• **Records supplied**:
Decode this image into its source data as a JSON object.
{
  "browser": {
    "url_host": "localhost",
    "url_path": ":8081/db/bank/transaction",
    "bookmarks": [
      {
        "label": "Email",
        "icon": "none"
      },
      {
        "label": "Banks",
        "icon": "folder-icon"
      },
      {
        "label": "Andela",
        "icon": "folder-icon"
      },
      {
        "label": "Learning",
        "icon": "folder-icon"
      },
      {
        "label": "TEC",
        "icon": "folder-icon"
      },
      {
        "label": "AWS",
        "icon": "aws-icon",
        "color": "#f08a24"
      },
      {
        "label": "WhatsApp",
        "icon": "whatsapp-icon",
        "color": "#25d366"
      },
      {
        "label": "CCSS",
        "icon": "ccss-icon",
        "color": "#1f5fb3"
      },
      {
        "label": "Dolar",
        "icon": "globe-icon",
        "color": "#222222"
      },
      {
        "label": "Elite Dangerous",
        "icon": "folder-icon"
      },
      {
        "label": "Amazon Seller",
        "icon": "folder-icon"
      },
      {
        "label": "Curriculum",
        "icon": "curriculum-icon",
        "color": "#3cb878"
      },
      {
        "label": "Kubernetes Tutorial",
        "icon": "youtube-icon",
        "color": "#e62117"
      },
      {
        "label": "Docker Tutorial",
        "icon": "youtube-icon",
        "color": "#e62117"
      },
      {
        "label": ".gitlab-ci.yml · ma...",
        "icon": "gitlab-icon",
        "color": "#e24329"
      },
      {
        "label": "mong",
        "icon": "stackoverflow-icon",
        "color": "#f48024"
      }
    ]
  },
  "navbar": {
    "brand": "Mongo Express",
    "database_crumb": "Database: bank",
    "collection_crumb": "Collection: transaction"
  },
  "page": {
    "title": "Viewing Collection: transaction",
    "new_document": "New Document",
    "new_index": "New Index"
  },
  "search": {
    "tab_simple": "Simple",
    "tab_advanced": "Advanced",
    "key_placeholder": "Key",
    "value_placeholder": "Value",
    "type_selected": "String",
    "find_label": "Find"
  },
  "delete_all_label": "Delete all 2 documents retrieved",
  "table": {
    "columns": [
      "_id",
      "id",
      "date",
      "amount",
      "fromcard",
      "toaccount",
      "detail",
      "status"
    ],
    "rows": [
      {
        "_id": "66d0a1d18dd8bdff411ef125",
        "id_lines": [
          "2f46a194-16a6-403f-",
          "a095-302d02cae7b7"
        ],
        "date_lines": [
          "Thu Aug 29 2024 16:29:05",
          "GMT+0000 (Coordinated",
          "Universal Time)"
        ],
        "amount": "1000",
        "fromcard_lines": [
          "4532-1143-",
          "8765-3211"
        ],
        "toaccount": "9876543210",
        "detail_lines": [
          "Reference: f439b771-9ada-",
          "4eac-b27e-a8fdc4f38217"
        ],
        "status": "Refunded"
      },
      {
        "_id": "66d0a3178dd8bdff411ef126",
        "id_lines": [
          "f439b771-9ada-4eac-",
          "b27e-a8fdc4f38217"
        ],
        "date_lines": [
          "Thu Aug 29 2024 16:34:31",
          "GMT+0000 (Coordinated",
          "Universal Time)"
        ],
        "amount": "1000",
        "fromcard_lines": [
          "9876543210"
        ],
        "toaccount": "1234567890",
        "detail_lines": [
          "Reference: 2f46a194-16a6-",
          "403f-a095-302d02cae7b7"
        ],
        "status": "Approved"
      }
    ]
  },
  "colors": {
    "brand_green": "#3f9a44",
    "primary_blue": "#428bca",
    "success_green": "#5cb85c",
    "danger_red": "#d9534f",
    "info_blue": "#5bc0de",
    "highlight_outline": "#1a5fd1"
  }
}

• **Job**: Among the entries above, how many lines hold the string "toaccount"? Give the number by itself.

• **Result of the exercise**: 3